Amazon Aurora Popular2014年〜
A high-performance database compatible with MySQL and PostgreSQL, delivering up to 5x better throughput
What It Does
Amazon Aurora is a relational database engine built from the ground up by AWS. It is compatible with MySQL and PostgreSQL, allowing you to migrate existing applications with minimal changes. It delivers performance and availability comparable to commercial databases at roughly one-tenth the cost. Storage automatically scales up to 128 TB and maintains six copies of your data across three Availability Zones.
Use Cases
Used for e-commerce sites requiring high transaction throughput, large-scale SaaS application backends, financial data processing, game user data management, and as a migration target from existing MySQL or PostgreSQL databases. It is ideal for workloads that demand both high performance and high availability.

★ ★ ★ ★ ★

THE TASKS:
[a] According to the Amazon Aurora overview, how many copies of the data does Aurora maintain, and across how many Availability Zones?
[b] Pick up the Amazon Aurora overview after its final sentence and continue it.

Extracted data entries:
★ ★ ★ ★ ★

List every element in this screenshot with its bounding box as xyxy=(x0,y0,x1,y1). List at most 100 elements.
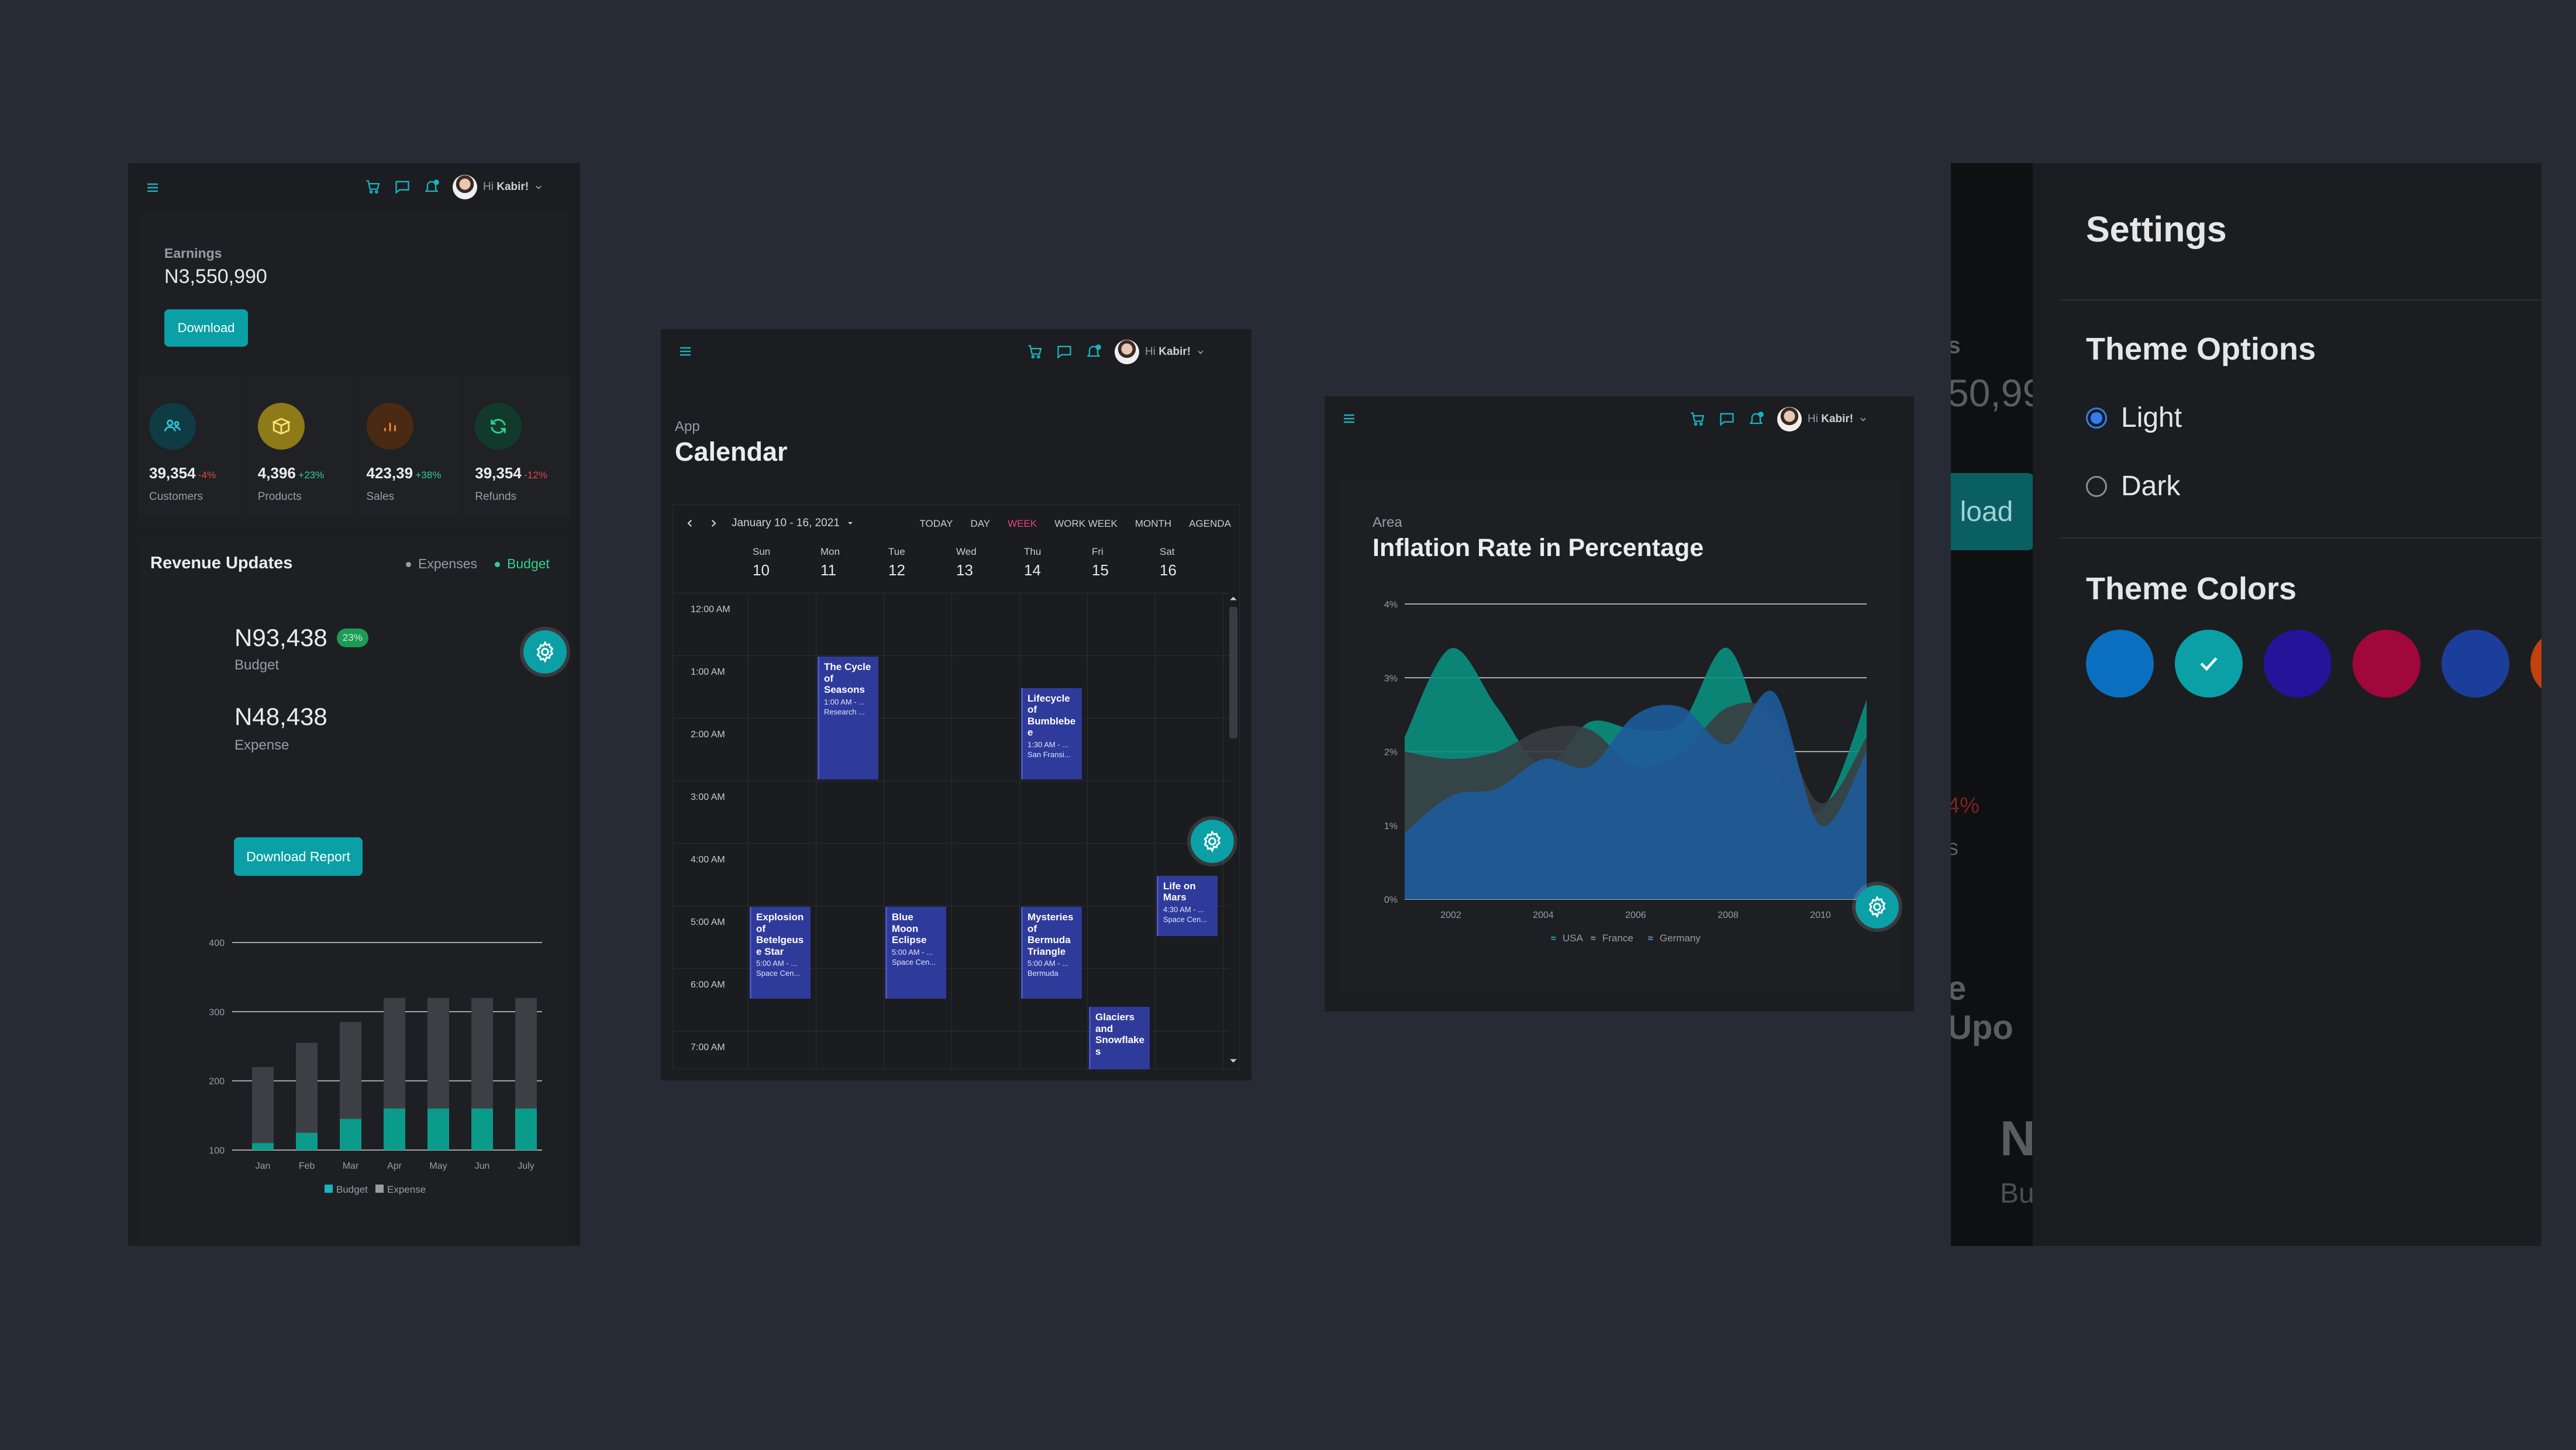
day-header[interactable]: Wed 13 xyxy=(956,546,1024,579)
legend-budget-swatch xyxy=(325,1185,333,1193)
calendar-event[interactable]: Blue Moon Eclipse 5:00 AM - ... Space Cen.… xyxy=(885,907,946,999)
area-chart-card: Area Inflation Rate in Percentage 0% 1% 2%… xyxy=(1337,478,1901,993)
stat-value: 4,396 xyxy=(257,464,296,482)
settings-sidebar: Settings Theme Options Light Dark Theme … xyxy=(2033,163,2541,1246)
theme-color-swatch[interactable] xyxy=(2264,630,2332,698)
budget-value: N93,438 xyxy=(235,624,327,651)
event-place: Research ... xyxy=(824,707,865,716)
stat-label: Refunds xyxy=(475,491,517,503)
stat-change: +23% xyxy=(298,469,325,481)
bg-fragment-change: 4% xyxy=(1951,793,1980,818)
chat-icon[interactable] xyxy=(1719,411,1735,427)
calendar-event[interactable]: Glaciers and Snowflake s xyxy=(1089,1007,1150,1069)
prev-week-button[interactable] xyxy=(685,518,695,529)
theme-color-swatch[interactable] xyxy=(2175,630,2243,698)
settings-fab[interactable] xyxy=(1856,885,1899,928)
legend-budget[interactable]: Budget xyxy=(495,556,550,572)
inflation-area-chart: 0% 1% 2% 3% 4% 2002 2004 2006 2008 2010 ≈ USA ≈ Franc… xyxy=(1384,600,1867,944)
legend-swatch-france: ≈ xyxy=(1591,934,1596,944)
radio-light[interactable]: Light xyxy=(2086,402,2182,434)
bg-fragment-value: 50,99 xyxy=(1951,371,2033,415)
notification-bell-icon[interactable] xyxy=(1085,344,1102,360)
view-tab-month[interactable]: MONTH xyxy=(1135,518,1171,530)
day-header[interactable]: Mon 11 xyxy=(820,546,888,579)
menu-icon[interactable] xyxy=(678,344,692,358)
day-number: 11 xyxy=(820,561,836,579)
view-tab-day[interactable]: DAY xyxy=(970,518,990,530)
view-tab-today[interactable]: TODAY xyxy=(919,518,953,530)
y-tick-label: 200 xyxy=(209,1077,225,1087)
download-button[interactable]: Download xyxy=(164,309,248,347)
view-tab-week[interactable]: WEEK xyxy=(1008,518,1037,530)
settings-fab[interactable] xyxy=(523,630,567,674)
settings-fab[interactable] xyxy=(1191,820,1234,863)
calendar-grid: 12:00 AM 1:00 AM 2:00 AM 3:00 AM 4:00 AM 5:00… xyxy=(673,593,1229,1069)
expense-label: Expense xyxy=(235,737,289,753)
calendar-event[interactable]: The Cycle of Seasons 1:00 AM - ... Researc… xyxy=(818,657,878,779)
theme-color-swatch[interactable] xyxy=(2441,630,2509,698)
chevron-down-icon[interactable] xyxy=(1196,348,1205,356)
stat-value: 423,39 xyxy=(366,464,413,482)
day-name: Fri xyxy=(1092,546,1103,557)
notification-bell-icon[interactable] xyxy=(1748,411,1764,427)
avatar[interactable] xyxy=(453,175,477,199)
radio-light-indicator[interactable] xyxy=(2086,407,2107,429)
cart-icon[interactable] xyxy=(365,179,381,195)
notification-bell-icon[interactable] xyxy=(423,179,440,195)
cart-icon[interactable] xyxy=(1689,411,1706,427)
day-header[interactable]: Thu 14 xyxy=(1024,546,1092,579)
radio-dark-indicator[interactable] xyxy=(2086,475,2107,497)
chat-icon[interactable] xyxy=(1056,344,1073,360)
radio-dark[interactable]: Dark xyxy=(2086,470,2180,502)
user-greeting: Hi xyxy=(483,181,494,193)
avatar[interactable] xyxy=(1777,407,1802,431)
next-week-button[interactable] xyxy=(708,518,719,529)
y-tick-label: 300 xyxy=(209,1007,225,1017)
theme-color-swatch[interactable] xyxy=(2530,630,2541,698)
legend-expenses[interactable]: Expenses xyxy=(406,556,477,572)
check-icon xyxy=(2196,651,2222,676)
x-tick-label: 2002 xyxy=(1440,910,1461,920)
theme-color-swatch[interactable] xyxy=(2086,630,2154,698)
theme-color-swatch[interactable] xyxy=(2353,630,2420,698)
download-report-button[interactable]: Download Report xyxy=(234,837,363,876)
event-place: Space Cen... xyxy=(1163,914,1208,924)
view-tab-work-week[interactable]: WORK WEEK xyxy=(1054,518,1118,530)
theme-options-title: Theme Options xyxy=(2086,332,2316,367)
grid-column-line xyxy=(748,593,749,1069)
earnings-value: N3,550,990 xyxy=(164,265,267,288)
date-range-selector[interactable]: January 10 - 16, 2021 xyxy=(732,517,854,530)
radio-light-label: Light xyxy=(2121,402,2182,433)
chevron-down-icon[interactable] xyxy=(1859,415,1867,423)
grid-column-line xyxy=(951,593,952,1069)
day-number: 15 xyxy=(1092,561,1109,579)
calendar-event[interactable]: Mysteries of Bermuda Triangle 5:00 AM - .… xyxy=(1021,907,1082,999)
chat-icon[interactable] xyxy=(394,179,411,195)
x-tick-label: Jan xyxy=(256,1161,271,1171)
stat-value: 39,354 xyxy=(149,464,196,482)
stat-card: 4,396 +23% Products xyxy=(247,377,353,517)
stat-card: 423,39 +38% Sales xyxy=(356,377,461,517)
calendar-event[interactable]: Lifecycle of Bumblebe e 1:30 AM - ... San … xyxy=(1021,688,1082,779)
time-label: 7:00 AM xyxy=(691,1042,725,1052)
bar-budget xyxy=(515,1109,537,1150)
bar-budget xyxy=(384,1109,405,1150)
calendar-event[interactable]: Life on Mars 4:30 AM - ... Space Cen... xyxy=(1157,875,1218,936)
day-header[interactable]: Fri 15 xyxy=(1092,546,1160,579)
area-chart-panel: Hi Kabir! Area Inflation Rate in Percent… xyxy=(1325,396,1914,1011)
cart-icon[interactable] xyxy=(1027,344,1043,360)
menu-icon[interactable] xyxy=(146,181,160,195)
menu-icon[interactable] xyxy=(1342,412,1356,426)
view-tab-agenda[interactable]: AGENDA xyxy=(1189,518,1231,530)
day-name: Wed xyxy=(956,546,977,557)
day-header[interactable]: Sat 16 xyxy=(1160,546,1227,579)
event-time: 1:00 AM - ... xyxy=(824,697,865,706)
day-header[interactable]: Sun 10 xyxy=(753,546,820,579)
chevron-down-icon[interactable] xyxy=(534,183,543,191)
y-tick-label: 4% xyxy=(1384,600,1398,610)
avatar[interactable] xyxy=(1115,340,1139,364)
event-place: Space Cen... xyxy=(892,957,936,966)
calendar-event[interactable]: Explosion of Betelgeus e Star 5:00 AM - .… xyxy=(750,907,811,999)
y-tick-label: 400 xyxy=(209,938,225,948)
day-header[interactable]: Tue 12 xyxy=(888,546,956,579)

★ ★ ★ ★ ★

EXPECTED OUTPUTS:
[a] Six copies across three Availability Zones.

[b]
Everyday Analogy
Think of it like an economy car with a luxury engine under the hood. The look and controls (MySQL/PostgreSQL compatibility) are the same as the car you are used to driving, but the engine (storage layer) is specially engineered, delivering far superior acceleration (processing speed) and fuel efficiency (cost-effectiveness).
What Is Aurora?
Amazon Aurora is a relational database engine designed from scratch by AWS for the cloud. Traditional databases were designed for on-premises environments, but Aurora is built to fully leverage the distributed architecture of the cloud. It comes in two editions: Aurora MySQL (MySQL-compatible) and Aurora PostgreSQL (PostgreSQL-compatible).
The Secret to High Performance
Aurora achieves its high performance through an innovative storage layer design. Traditional databases need to write both logs and data pages during write operations, but Aurora sends only logs to the storage layer, which then generates data pages on its own. This design dramatically reduces network I/O, delivering up to 5x the throughput of standard MySQL and up to 3x that of PostgreSQL.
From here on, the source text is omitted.